* **PROBLEM DESCRIPTION**:
Copy out every row below line by line, character for character, changing nothing.

____ RECORDS TO USE

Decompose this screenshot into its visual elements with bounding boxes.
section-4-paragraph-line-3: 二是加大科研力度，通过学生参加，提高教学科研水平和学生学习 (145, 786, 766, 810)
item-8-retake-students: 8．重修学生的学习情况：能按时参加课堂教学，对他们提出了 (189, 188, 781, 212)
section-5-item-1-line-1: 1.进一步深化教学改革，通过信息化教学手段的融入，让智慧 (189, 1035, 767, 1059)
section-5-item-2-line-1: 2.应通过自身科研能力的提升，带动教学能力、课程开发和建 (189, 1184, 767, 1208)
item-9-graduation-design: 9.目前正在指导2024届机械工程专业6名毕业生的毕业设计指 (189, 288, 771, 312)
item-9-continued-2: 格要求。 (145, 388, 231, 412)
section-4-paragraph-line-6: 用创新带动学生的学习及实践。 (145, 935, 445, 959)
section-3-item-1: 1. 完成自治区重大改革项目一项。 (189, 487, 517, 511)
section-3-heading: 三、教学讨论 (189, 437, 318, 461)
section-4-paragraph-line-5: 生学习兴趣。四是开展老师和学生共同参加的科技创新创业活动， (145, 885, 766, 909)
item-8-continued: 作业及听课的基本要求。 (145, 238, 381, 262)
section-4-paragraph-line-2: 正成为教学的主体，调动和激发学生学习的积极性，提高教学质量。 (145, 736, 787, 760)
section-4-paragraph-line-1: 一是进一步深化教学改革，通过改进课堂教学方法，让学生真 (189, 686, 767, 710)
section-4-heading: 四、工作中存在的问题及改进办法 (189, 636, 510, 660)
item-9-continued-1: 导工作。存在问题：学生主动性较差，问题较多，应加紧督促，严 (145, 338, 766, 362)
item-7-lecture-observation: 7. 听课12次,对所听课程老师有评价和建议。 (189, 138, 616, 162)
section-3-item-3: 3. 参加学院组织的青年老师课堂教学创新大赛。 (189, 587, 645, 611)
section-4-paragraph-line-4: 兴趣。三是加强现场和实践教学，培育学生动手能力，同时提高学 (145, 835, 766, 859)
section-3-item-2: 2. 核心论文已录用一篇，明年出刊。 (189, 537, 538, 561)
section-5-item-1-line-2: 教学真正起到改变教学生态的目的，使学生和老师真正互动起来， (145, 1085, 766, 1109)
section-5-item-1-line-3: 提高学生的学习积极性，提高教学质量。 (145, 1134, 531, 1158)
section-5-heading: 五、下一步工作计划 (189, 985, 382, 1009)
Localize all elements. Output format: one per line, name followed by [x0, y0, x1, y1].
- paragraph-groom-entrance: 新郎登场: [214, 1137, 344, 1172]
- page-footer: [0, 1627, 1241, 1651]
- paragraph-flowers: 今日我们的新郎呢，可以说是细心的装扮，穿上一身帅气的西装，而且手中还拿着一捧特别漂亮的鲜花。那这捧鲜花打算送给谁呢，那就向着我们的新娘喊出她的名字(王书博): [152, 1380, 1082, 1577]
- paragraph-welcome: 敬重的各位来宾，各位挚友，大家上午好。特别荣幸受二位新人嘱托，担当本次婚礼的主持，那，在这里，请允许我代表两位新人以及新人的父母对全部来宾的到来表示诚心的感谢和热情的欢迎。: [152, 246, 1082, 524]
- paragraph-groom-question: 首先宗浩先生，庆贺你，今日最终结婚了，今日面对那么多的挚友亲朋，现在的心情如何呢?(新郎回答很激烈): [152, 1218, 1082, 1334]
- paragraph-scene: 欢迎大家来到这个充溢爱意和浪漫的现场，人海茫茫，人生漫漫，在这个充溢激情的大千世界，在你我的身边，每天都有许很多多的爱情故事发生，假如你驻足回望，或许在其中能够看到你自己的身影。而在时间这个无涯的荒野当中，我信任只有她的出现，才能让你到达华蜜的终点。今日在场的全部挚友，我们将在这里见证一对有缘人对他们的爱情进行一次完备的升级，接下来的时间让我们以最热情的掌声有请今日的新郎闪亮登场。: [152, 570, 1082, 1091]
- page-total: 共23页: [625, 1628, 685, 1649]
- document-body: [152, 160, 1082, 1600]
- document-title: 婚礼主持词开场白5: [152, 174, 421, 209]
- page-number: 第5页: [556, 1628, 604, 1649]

________

* **RESULT BELOW**:
Decompose this screenshot into its visual elements with bounding boxes.
section-4-paragraph-line-3: 二是加大科研力度，通过学生参加，提高教学科研水平和学生学习 (145, 786, 766, 810)
item-8-retake-students: 8．重修学生的学习情况：能按时参加课堂教学，对他们提出了 (189, 188, 781, 212)
section-5-item-1-line-1: 1.进一步深化教学改革，通过信息化教学手段的融入，让智慧 (189, 1035, 767, 1059)
section-5-item-2-line-1: 2.应通过自身科研能力的提升，带动教学能力、课程开发和建 (189, 1184, 767, 1208)
item-9-graduation-design: 9.目前正在指导2024届机械工程专业6名毕业生的毕业设计指 (189, 288, 771, 312)
item-9-continued-2: 格要求。 (145, 388, 231, 412)
section-4-paragraph-line-6: 用创新带动学生的学习及实践。 (145, 935, 445, 959)
section-3-item-1: 1. 完成自治区重大改革项目一项。 (189, 487, 517, 511)
section-3-heading: 三、教学讨论 (189, 437, 318, 461)
section-4-paragraph-line-5: 生学习兴趣。四是开展老师和学生共同参加的科技创新创业活动， (145, 885, 766, 909)
item-8-continued: 作业及听课的基本要求。 (145, 238, 381, 262)
section-4-paragraph-line-2: 正成为教学的主体，调动和激发学生学习的积极性，提高教学质量。 (145, 736, 787, 760)
section-4-paragraph-line-1: 一是进一步深化教学改革，通过改进课堂教学方法，让学生真 (189, 686, 767, 710)
section-4-heading: 四、工作中存在的问题及改进办法 (189, 636, 510, 660)
item-9-continued-1: 导工作。存在问题：学生主动性较差，问题较多，应加紧督促，严 (145, 338, 766, 362)
item-7-lecture-observation: 7. 听课12次,对所听课程老师有评价和建议。 (189, 138, 616, 162)
section-3-item-3: 3. 参加学院组织的青年老师课堂教学创新大赛。 (189, 587, 645, 611)
section-4-paragraph-line-4: 兴趣。三是加强现场和实践教学，培育学生动手能力，同时提高学 (145, 835, 766, 859)
section-3-item-2: 2. 核心论文已录用一篇，明年出刊。 (189, 537, 538, 561)
section-5-item-1-line-2: 教学真正起到改变教学生态的目的，使学生和老师真正互动起来， (145, 1085, 766, 1109)
section-5-item-1-line-3: 提高学生的学习积极性，提高教学质量。 (145, 1134, 531, 1158)
section-5-heading: 五、下一步工作计划 (189, 985, 382, 1009)
Localize all elements. Output format: one per line, name followed by [x0, y0, x1, y1].
- paragraph-groom-entrance: 新郎登场: [214, 1137, 344, 1172]
- page-footer: [0, 1627, 1241, 1651]
- paragraph-flowers: 今日我们的新郎呢，可以说是细心的装扮，穿上一身帅气的西装，而且手中还拿着一捧特别漂亮的鲜花。那这捧鲜花打算送给谁呢，那就向着我们的新娘喊出她的名字(王书博): [152, 1380, 1082, 1577]
- paragraph-welcome: 敬重的各位来宾，各位挚友，大家上午好。特别荣幸受二位新人嘱托，担当本次婚礼的主持，那，在这里，请允许我代表两位新人以及新人的父母对全部来宾的到来表示诚心的感谢和热情的欢迎。: [152, 246, 1082, 524]
- paragraph-groom-question: 首先宗浩先生，庆贺你，今日最终结婚了，今日面对那么多的挚友亲朋，现在的心情如何呢?(新郎回答很激烈): [152, 1218, 1082, 1334]
- paragraph-scene: 欢迎大家来到这个充溢爱意和浪漫的现场，人海茫茫，人生漫漫，在这个充溢激情的大千世界，在你我的身边，每天都有许很多多的爱情故事发生，假如你驻足回望，或许在其中能够看到你自己的身影。而在时间这个无涯的荒野当中，我信任只有她的出现，才能让你到达华蜜的终点。今日在场的全部挚友，我们将在这里见证一对有缘人对他们的爱情进行一次完备的升级，接下来的时间让我们以最热情的掌声有请今日的新郎闪亮登场。: [152, 570, 1082, 1091]
- page-total: 共23页: [625, 1628, 685, 1649]
- document-body: [152, 160, 1082, 1600]
- document-title: 婚礼主持词开场白5: [152, 174, 421, 209]
- page-number: 第5页: [556, 1628, 604, 1649]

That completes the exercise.